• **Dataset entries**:
== == ==

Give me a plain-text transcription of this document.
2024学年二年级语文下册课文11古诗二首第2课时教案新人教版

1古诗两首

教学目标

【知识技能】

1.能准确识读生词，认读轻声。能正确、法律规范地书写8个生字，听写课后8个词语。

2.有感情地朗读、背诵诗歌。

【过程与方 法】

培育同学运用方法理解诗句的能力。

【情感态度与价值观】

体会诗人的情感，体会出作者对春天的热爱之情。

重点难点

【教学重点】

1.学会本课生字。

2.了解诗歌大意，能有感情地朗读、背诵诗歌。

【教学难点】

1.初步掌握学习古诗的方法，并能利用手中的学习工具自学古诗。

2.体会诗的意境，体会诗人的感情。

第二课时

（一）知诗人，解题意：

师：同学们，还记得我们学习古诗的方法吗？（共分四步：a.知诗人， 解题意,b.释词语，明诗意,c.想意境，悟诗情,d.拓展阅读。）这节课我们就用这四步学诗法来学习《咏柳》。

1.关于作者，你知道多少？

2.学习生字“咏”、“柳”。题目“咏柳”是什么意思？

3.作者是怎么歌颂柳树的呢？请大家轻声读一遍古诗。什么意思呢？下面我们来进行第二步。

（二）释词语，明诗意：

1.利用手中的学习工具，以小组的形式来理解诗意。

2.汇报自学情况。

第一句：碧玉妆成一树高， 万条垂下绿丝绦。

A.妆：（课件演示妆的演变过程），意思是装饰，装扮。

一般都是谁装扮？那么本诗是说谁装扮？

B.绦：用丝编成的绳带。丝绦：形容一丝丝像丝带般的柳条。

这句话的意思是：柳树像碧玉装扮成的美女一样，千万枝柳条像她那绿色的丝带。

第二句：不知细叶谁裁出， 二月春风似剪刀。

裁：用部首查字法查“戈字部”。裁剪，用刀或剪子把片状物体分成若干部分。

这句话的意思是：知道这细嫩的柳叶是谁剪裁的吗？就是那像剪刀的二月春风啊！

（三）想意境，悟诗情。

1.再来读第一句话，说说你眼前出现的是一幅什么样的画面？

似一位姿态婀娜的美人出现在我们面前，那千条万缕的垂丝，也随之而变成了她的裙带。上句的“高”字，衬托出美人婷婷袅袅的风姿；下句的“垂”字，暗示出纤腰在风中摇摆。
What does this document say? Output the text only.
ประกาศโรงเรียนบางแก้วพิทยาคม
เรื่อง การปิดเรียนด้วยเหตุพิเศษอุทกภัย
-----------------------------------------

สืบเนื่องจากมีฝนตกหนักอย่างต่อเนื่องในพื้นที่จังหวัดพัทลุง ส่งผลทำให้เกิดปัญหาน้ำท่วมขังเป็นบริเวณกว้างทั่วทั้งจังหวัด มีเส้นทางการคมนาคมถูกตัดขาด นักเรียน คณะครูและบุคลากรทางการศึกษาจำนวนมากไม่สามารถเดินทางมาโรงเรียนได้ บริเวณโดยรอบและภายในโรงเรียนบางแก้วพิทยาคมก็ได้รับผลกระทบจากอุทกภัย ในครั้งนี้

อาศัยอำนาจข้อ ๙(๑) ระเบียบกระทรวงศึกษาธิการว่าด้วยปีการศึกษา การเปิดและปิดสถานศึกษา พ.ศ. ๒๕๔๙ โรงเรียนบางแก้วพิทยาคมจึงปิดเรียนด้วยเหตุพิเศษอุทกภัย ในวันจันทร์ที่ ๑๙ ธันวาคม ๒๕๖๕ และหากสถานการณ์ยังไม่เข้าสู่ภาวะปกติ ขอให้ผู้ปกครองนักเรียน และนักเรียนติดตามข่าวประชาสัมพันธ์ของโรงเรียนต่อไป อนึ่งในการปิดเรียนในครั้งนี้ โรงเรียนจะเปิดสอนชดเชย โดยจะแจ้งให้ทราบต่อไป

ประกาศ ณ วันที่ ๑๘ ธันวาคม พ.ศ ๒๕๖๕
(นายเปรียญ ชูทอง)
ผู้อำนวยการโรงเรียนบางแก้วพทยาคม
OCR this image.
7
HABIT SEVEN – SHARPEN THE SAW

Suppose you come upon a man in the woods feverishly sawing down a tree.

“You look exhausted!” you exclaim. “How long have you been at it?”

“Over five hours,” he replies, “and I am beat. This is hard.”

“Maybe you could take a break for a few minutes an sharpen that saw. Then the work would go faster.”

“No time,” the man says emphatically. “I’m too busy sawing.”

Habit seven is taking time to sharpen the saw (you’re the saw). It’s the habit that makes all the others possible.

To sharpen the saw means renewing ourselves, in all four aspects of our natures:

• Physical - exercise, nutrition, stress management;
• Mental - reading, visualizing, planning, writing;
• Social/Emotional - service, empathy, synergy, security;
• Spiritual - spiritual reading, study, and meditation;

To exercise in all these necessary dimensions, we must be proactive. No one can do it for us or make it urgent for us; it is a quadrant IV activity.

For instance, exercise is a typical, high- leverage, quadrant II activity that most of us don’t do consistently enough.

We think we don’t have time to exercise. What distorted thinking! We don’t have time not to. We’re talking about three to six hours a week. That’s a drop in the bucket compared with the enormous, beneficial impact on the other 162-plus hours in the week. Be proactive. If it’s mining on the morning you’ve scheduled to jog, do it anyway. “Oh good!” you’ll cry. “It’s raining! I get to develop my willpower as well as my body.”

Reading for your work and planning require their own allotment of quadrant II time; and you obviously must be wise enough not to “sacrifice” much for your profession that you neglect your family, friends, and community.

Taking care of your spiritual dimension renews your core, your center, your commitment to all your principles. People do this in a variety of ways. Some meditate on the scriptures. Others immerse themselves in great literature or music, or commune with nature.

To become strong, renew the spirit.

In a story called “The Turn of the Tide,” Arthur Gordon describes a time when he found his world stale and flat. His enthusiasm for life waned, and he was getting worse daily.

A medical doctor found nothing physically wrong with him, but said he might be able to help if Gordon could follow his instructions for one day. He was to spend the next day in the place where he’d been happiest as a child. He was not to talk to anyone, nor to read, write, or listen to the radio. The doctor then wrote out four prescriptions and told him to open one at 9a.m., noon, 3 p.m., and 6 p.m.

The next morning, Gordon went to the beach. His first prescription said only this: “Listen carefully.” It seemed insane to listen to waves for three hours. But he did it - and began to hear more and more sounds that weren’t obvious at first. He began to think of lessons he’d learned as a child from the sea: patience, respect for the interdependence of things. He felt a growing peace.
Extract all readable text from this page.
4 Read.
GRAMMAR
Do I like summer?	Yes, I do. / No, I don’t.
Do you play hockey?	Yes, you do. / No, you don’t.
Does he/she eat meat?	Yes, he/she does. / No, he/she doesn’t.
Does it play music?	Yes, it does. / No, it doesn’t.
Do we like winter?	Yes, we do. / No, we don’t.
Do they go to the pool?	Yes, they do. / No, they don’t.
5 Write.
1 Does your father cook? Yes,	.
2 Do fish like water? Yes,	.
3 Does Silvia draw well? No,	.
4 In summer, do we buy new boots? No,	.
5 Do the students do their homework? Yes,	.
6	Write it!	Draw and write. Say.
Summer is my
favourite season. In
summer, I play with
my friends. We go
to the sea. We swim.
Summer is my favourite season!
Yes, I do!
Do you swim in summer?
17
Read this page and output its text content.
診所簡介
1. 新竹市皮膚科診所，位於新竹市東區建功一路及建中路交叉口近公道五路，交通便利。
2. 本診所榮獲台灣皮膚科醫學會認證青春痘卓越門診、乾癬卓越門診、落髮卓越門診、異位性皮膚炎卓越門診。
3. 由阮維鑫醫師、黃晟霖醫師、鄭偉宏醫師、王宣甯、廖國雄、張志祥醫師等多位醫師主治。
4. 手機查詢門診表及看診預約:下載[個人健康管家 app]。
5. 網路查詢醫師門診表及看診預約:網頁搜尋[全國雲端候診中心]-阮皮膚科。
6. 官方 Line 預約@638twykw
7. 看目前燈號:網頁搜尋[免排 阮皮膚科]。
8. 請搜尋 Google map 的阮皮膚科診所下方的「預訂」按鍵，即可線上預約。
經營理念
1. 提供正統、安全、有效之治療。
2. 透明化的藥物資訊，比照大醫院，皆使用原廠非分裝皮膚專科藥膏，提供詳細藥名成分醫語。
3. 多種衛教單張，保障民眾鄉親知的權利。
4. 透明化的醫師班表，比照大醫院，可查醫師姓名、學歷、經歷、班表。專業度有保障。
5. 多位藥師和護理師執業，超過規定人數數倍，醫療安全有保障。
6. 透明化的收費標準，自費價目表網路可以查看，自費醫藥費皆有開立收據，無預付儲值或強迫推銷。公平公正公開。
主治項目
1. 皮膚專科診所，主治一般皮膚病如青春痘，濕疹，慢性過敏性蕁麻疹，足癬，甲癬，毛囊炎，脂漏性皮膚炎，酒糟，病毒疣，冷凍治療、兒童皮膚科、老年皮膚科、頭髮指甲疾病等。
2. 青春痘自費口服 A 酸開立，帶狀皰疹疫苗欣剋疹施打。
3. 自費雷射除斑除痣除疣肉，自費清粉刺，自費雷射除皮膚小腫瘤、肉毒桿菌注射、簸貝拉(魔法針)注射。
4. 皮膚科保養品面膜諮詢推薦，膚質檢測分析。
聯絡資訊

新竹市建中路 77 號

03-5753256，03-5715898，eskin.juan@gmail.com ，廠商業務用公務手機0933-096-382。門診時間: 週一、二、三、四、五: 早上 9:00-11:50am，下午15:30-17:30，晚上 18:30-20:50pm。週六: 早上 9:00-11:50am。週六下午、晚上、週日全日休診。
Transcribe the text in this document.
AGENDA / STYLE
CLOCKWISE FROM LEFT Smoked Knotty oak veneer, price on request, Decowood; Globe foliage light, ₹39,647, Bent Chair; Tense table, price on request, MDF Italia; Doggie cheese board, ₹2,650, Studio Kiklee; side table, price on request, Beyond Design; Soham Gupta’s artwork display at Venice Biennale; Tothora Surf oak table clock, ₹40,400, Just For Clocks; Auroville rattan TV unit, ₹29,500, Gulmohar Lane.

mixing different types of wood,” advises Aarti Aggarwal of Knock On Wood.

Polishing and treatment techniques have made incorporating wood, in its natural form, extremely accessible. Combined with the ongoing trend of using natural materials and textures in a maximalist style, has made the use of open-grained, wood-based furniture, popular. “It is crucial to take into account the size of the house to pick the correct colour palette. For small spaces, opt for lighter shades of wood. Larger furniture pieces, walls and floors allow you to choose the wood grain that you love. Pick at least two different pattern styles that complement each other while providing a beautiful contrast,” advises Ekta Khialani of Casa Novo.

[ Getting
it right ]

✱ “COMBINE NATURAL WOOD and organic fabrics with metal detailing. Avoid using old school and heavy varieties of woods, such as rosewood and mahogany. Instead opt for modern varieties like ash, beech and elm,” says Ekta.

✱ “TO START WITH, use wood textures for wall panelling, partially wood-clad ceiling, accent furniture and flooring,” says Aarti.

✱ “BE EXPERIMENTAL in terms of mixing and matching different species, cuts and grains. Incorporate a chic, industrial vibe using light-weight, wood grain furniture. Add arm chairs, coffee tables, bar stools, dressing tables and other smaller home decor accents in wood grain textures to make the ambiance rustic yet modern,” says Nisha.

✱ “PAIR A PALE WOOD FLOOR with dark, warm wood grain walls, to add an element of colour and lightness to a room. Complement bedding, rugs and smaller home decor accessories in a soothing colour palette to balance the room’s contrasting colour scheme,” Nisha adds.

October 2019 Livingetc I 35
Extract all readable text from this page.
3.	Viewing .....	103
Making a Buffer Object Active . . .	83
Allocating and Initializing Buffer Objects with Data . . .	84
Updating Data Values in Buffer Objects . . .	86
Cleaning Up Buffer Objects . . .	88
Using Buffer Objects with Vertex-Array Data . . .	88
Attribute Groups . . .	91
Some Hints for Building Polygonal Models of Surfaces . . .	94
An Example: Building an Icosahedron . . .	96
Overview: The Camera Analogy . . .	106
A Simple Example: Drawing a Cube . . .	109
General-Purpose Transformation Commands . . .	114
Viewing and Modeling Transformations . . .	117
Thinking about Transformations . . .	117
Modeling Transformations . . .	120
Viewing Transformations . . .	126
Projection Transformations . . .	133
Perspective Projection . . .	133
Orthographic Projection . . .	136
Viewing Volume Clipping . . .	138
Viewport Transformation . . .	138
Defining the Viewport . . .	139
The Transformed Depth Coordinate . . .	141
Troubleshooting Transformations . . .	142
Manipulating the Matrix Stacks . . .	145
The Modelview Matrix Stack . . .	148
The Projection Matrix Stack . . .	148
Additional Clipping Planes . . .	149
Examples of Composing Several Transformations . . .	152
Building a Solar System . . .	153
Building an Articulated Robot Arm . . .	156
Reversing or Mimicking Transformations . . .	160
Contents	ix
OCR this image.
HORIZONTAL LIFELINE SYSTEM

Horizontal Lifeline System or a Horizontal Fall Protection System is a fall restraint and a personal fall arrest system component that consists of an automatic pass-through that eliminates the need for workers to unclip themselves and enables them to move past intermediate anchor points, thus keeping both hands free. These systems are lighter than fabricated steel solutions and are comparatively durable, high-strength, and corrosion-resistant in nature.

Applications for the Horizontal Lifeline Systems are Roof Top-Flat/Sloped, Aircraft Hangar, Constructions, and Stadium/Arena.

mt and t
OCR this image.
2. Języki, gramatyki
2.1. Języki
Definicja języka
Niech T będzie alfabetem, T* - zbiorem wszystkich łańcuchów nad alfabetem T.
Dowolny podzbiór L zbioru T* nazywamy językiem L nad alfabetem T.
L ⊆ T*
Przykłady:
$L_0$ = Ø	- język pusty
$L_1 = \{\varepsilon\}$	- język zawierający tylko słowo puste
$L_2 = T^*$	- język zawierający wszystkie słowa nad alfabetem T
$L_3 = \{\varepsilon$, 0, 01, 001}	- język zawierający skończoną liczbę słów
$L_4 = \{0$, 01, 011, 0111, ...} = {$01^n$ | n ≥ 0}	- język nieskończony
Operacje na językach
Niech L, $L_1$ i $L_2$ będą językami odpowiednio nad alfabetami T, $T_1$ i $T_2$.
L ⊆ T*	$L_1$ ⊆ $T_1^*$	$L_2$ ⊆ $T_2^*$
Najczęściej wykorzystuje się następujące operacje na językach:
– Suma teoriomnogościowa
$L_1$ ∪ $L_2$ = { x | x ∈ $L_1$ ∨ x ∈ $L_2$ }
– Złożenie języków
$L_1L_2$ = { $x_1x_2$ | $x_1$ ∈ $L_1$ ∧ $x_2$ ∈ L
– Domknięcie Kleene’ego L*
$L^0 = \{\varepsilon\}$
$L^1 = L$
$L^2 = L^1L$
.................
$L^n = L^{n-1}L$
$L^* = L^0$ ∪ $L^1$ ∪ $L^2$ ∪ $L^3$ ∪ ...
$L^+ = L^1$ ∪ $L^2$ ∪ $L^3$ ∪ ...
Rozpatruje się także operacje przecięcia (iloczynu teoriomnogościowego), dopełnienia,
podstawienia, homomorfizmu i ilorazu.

== == ==

From the listing above, copy every line that includes the word "zawierający".

$L_1 = \{\varepsilon\}$	- język zawierający tylko słowo puste
$L_2 = T^*$	- język zawierający wszystkie słowa nad alfabetem T
$L_3 = \{\varepsilon$, 0, 01, 001}	- język zawierający skończoną liczbę słów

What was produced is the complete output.